◆ Exercise description ◆
Search the material for the string "JSON" and copy each line where it occurs.

[Start]

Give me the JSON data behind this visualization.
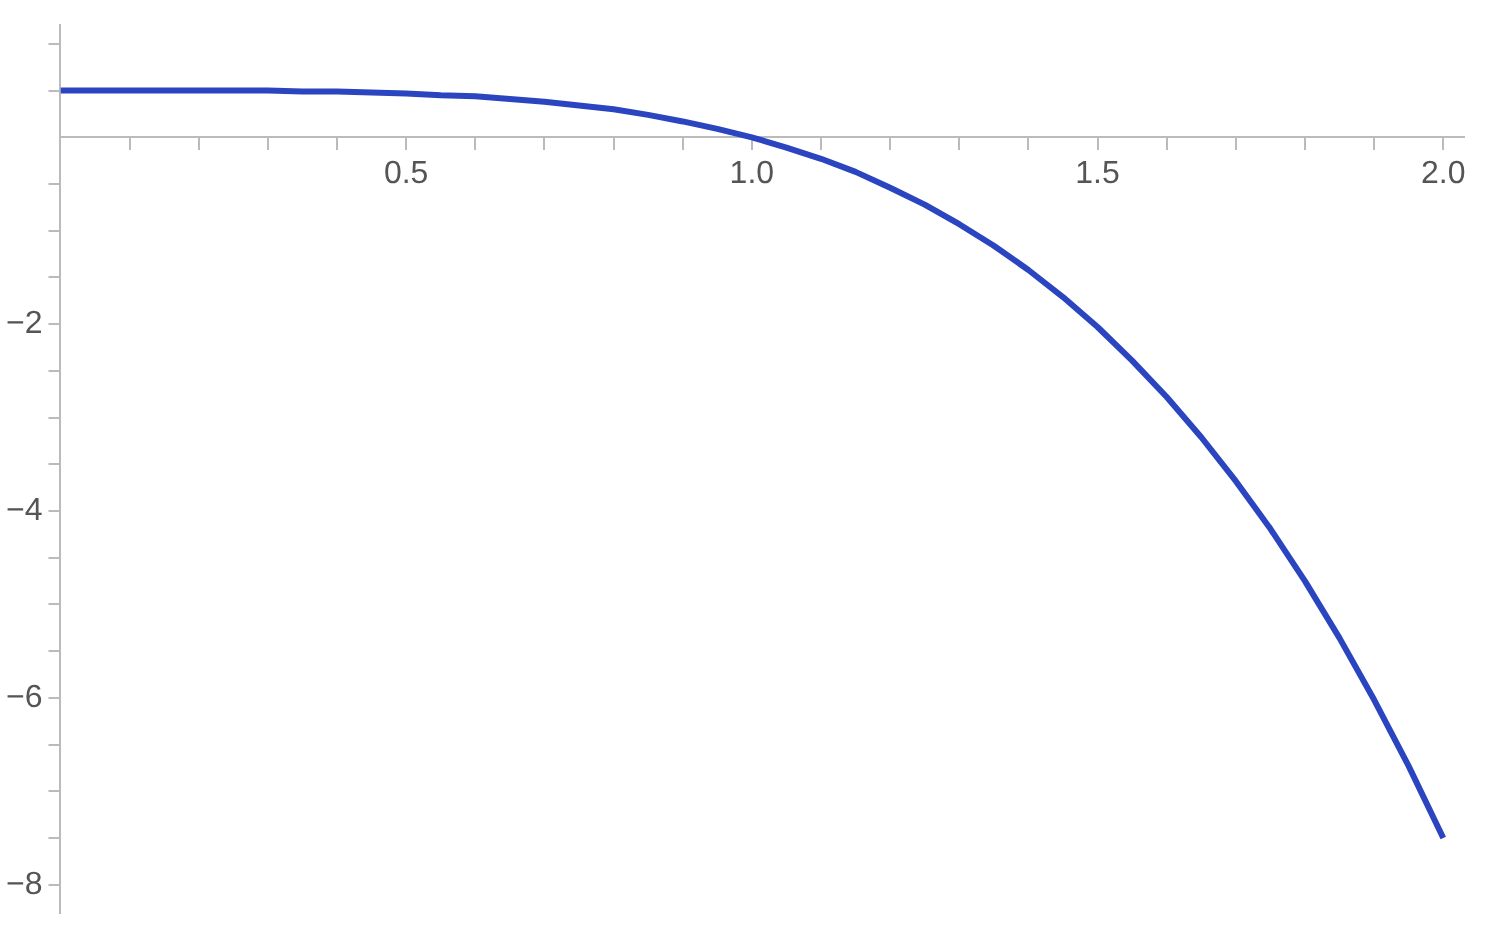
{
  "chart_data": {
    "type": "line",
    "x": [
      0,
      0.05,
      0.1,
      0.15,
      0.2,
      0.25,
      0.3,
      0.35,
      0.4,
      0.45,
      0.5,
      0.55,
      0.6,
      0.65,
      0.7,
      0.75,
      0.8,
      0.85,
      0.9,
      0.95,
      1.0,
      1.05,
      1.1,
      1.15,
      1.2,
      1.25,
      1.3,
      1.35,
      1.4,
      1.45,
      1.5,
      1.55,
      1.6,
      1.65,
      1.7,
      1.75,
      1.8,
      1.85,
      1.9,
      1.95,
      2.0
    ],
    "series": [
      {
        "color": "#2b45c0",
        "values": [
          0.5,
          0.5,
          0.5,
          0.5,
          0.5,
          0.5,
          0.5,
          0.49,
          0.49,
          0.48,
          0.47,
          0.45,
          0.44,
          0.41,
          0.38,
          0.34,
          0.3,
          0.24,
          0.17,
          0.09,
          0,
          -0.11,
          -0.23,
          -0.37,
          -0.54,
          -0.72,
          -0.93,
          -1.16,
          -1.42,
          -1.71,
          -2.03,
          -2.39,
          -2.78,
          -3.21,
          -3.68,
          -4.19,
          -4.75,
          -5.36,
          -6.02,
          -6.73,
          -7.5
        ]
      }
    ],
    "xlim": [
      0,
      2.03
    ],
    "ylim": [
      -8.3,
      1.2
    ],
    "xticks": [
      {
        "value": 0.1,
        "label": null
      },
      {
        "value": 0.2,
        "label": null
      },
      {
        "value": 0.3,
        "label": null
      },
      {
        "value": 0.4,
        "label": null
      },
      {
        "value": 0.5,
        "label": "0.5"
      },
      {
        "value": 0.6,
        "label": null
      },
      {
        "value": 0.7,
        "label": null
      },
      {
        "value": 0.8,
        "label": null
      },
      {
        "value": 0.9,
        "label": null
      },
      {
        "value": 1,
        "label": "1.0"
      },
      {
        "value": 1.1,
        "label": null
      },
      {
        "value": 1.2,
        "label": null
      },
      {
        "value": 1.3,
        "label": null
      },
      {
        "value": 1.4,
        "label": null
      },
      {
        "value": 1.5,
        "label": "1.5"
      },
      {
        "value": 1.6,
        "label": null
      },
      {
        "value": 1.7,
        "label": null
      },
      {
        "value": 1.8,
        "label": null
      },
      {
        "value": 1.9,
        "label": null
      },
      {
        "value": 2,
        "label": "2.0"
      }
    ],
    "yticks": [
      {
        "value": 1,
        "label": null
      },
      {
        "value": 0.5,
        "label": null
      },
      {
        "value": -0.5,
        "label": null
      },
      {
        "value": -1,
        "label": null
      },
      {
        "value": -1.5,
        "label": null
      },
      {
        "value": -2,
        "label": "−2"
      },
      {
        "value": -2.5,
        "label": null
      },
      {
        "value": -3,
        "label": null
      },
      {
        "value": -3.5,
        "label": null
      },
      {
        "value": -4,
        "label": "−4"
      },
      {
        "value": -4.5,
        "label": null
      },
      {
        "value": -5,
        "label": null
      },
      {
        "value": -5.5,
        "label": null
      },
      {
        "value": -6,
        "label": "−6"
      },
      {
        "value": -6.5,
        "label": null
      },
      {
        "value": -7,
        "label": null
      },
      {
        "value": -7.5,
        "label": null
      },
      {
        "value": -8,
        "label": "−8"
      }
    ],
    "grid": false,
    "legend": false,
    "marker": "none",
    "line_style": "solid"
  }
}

[End]
[Start]

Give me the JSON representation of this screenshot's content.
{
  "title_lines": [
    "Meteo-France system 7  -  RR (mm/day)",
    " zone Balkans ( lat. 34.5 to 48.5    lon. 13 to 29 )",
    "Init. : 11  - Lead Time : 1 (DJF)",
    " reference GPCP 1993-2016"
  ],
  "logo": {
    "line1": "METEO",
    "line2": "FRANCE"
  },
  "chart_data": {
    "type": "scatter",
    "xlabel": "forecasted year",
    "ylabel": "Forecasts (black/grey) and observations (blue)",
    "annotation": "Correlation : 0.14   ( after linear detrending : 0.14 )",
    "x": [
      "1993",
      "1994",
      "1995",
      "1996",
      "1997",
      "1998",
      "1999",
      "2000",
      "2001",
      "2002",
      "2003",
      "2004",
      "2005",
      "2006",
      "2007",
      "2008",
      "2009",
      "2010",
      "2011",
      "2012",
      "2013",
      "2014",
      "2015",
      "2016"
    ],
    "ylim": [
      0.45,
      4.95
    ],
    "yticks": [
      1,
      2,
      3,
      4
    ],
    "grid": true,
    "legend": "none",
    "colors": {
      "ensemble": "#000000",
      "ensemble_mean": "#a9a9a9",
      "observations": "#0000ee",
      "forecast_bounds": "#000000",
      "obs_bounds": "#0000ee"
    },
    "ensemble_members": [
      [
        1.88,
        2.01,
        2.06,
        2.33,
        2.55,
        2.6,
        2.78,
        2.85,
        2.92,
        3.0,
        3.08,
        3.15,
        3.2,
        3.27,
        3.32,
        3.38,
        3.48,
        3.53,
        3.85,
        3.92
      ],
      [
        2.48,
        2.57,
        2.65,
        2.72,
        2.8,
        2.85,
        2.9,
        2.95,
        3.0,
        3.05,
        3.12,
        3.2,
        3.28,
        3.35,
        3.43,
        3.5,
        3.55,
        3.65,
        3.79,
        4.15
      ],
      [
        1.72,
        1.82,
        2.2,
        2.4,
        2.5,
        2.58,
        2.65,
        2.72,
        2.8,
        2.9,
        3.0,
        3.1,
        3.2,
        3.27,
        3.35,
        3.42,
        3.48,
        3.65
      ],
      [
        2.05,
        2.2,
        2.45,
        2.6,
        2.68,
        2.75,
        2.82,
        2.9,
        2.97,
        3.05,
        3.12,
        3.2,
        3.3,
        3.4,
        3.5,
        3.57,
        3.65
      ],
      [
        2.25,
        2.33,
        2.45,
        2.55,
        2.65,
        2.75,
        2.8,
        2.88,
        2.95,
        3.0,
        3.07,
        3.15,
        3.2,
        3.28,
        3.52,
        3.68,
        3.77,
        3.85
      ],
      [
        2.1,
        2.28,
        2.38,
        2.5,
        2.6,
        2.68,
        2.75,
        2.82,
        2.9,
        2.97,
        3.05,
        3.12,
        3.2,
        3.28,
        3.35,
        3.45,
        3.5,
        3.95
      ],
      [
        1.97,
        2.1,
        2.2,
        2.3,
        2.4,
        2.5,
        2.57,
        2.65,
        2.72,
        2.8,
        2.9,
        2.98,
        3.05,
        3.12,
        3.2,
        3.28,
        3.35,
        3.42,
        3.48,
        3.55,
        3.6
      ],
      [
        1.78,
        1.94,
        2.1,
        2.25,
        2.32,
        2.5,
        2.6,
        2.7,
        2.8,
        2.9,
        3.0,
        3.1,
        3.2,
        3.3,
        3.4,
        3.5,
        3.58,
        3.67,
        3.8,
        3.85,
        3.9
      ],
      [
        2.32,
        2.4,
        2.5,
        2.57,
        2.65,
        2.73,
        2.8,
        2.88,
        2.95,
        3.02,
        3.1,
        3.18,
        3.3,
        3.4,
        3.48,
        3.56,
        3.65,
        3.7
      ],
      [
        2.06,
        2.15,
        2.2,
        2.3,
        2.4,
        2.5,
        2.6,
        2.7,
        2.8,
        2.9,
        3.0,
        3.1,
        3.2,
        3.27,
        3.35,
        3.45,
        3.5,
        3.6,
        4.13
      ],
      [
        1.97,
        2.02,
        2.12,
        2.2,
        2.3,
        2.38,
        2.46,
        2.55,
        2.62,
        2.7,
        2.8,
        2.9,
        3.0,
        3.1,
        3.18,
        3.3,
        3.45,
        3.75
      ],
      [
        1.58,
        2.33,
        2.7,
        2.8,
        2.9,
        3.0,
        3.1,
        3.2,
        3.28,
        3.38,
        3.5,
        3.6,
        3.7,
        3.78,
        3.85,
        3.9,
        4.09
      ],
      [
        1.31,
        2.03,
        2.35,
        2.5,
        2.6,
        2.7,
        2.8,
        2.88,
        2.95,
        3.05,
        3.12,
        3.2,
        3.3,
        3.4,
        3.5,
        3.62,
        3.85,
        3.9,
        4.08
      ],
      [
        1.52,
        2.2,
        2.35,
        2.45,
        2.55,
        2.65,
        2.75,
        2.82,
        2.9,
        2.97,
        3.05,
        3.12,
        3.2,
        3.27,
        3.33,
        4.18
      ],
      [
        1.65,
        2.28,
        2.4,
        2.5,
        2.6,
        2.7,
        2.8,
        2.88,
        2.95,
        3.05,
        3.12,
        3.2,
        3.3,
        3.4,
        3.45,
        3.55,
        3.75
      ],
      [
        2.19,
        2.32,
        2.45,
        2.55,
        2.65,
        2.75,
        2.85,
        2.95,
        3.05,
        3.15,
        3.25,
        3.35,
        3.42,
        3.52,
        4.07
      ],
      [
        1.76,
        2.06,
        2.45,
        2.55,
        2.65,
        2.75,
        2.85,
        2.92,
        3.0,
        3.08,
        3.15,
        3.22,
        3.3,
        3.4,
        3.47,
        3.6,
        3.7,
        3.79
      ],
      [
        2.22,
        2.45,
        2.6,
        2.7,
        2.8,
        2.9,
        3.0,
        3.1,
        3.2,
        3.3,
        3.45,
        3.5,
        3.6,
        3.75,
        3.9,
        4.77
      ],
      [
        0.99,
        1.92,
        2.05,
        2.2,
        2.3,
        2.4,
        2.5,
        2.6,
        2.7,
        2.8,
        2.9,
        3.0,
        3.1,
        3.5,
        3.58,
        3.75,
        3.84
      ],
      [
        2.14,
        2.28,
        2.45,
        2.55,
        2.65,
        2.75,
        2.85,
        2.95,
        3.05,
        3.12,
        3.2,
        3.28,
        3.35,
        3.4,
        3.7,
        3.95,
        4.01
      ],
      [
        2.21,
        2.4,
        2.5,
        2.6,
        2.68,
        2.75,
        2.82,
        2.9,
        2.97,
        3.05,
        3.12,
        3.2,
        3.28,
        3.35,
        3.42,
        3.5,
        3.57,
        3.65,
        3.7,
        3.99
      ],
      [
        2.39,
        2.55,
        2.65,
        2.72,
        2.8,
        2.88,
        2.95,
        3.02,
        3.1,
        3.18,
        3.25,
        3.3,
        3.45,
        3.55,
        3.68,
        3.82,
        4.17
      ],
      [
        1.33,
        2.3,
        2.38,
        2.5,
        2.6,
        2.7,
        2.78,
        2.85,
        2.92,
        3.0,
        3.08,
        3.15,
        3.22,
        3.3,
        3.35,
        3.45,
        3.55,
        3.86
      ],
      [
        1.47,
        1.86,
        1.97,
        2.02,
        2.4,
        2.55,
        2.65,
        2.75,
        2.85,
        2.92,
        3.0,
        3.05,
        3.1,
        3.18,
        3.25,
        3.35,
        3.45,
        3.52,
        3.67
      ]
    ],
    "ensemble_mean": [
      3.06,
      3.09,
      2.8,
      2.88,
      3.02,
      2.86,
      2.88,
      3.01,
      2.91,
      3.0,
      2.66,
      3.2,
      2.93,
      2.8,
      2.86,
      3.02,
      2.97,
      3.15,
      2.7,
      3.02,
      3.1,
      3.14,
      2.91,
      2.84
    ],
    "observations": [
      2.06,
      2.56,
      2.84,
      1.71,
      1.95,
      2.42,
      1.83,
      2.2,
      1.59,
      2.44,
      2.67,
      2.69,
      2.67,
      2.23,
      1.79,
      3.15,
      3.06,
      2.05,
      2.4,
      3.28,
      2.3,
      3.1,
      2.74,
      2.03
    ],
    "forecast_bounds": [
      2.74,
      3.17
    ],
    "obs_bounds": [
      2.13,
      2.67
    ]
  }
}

[End]

◆ The output ◆
Give me the JSON data behind this visualization.
Give me the JSON representation of this screenshot's content.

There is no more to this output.